* WHAT NEEDS TO BE DONE:
Copy out all the entries exactly.

* INPUT:

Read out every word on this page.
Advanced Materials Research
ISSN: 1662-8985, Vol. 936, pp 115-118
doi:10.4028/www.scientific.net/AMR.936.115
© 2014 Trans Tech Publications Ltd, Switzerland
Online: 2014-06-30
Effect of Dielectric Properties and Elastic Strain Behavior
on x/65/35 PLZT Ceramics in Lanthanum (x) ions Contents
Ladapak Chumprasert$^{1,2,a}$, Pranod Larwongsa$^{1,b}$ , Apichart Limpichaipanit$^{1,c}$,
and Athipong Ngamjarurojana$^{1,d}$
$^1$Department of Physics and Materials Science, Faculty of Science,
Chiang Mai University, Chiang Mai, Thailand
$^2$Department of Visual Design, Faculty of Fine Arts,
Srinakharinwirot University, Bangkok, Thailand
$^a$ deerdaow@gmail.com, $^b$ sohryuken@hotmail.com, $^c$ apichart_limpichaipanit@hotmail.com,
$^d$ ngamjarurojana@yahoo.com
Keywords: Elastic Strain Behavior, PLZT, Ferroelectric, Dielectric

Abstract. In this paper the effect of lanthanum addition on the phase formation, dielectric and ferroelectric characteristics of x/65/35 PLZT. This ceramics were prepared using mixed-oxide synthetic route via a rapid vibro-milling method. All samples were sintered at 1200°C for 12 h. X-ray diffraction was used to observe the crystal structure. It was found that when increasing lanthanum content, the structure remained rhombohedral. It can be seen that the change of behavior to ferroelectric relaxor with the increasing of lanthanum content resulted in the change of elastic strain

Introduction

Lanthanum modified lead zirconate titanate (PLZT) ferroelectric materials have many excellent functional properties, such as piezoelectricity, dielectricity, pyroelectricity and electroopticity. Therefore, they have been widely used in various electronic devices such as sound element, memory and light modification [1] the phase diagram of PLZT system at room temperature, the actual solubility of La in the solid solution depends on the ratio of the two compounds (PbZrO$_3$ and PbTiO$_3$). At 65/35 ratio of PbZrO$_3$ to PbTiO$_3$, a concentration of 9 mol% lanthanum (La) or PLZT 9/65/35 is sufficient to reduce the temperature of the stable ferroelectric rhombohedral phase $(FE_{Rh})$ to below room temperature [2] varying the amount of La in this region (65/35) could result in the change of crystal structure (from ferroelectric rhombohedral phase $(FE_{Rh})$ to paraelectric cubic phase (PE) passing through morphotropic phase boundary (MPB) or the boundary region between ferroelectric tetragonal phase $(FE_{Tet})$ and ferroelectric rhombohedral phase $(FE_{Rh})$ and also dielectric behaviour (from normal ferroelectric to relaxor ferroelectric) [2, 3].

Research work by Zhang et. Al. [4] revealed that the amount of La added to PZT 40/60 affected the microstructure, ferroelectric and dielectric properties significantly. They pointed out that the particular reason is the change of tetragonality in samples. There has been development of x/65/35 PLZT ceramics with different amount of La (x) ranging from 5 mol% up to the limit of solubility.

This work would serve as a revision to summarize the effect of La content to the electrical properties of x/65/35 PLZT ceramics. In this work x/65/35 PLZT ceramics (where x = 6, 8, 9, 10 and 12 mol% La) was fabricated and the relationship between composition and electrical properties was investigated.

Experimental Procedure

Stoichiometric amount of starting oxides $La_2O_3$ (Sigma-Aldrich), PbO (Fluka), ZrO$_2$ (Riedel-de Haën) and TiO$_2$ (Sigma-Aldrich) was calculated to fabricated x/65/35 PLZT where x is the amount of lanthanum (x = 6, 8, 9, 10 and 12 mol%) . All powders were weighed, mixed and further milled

* EXERCISE SOLUTION:
Read out every word on this page.
Advanced Materials Research
ISSN: 1662-8985, Vol. 936, pp 115-118
doi:10.4028/www.scientific.net/AMR.936.115
© 2014 Trans Tech Publications Ltd, Switzerland
Online: 2014-06-30
Effect of Dielectric Properties and Elastic Strain Behavior
on x/65/35 PLZT Ceramics in Lanthanum (x) ions Contents
Ladapak Chumprasert$^{1,2,a}$, Pranod Larwongsa$^{1,b}$ , Apichart Limpichaipanit$^{1,c}$,
and Athipong Ngamjarurojana$^{1,d}$
$^1$Department of Physics and Materials Science, Faculty of Science,
Chiang Mai University, Chiang Mai, Thailand
$^2$Department of Visual Design, Faculty of Fine Arts,
Srinakharinwirot University, Bangkok, Thailand
$^a$ deerdaow@gmail.com, $^b$ sohryuken@hotmail.com, $^c$ apichart_limpichaipanit@hotmail.com,
$^d$ ngamjarurojana@yahoo.com
Keywords: Elastic Strain Behavior, PLZT, Ferroelectric, Dielectric

Abstract. In this paper the effect of lanthanum addition on the phase formation, dielectric and ferroelectric characteristics of x/65/35 PLZT. This ceramics were prepared using mixed-oxide synthetic route via a rapid vibro-milling method. All samples were sintered at 1200°C for 12 h. X-ray diffraction was used to observe the crystal structure. It was found that when increasing lanthanum content, the structure remained rhombohedral. It can be seen that the change of behavior to ferroelectric relaxor with the increasing of lanthanum content resulted in the change of elastic strain

Introduction

Lanthanum modified lead zirconate titanate (PLZT) ferroelectric materials have many excellent functional properties, such as piezoelectricity, dielectricity, pyroelectricity and electroopticity. Therefore, they have been widely used in various electronic devices such as sound element, memory and light modification [1] the phase diagram of PLZT system at room temperature, the actual solubility of La in the solid solution depends on the ratio of the two compounds (PbZrO$_3$ and PbTiO$_3$). At 65/35 ratio of PbZrO$_3$ to PbTiO$_3$, a concentration of 9 mol% lanthanum (La) or PLZT 9/65/35 is sufficient to reduce the temperature of the stable ferroelectric rhombohedral phase $(FE_{Rh})$ to below room temperature [2] varying the amount of La in this region (65/35) could result in the change of crystal structure (from ferroelectric rhombohedral phase $(FE_{Rh})$ to paraelectric cubic phase (PE) passing through morphotropic phase boundary (MPB) or the boundary region between ferroelectric tetragonal phase $(FE_{Tet})$ and ferroelectric rhombohedral phase $(FE_{Rh})$ and also dielectric behaviour (from normal ferroelectric to relaxor ferroelectric) [2, 3].

Research work by Zhang et. Al. [4] revealed that the amount of La added to PZT 40/60 affected the microstructure, ferroelectric and dielectric properties significantly. They pointed out that the particular reason is the change of tetragonality in samples. There has been development of x/65/35 PLZT ceramics with different amount of La (x) ranging from 5 mol% up to the limit of solubility.

This work would serve as a revision to summarize the effect of La content to the electrical properties of x/65/35 PLZT ceramics. In this work x/65/35 PLZT ceramics (where x = 6, 8, 9, 10 and 12 mol% La) was fabricated and the relationship between composition and electrical properties was investigated.

Experimental Procedure

Stoichiometric amount of starting oxides $La_2O_3$ (Sigma-Aldrich), PbO (Fluka), ZrO$_2$ (Riedel-de Haën) and TiO$_2$ (Sigma-Aldrich) was calculated to fabricated x/65/35 PLZT where x is the amount of lanthanum (x = 6, 8, 9, 10 and 12 mol%) . All powders were weighed, mixed and further milled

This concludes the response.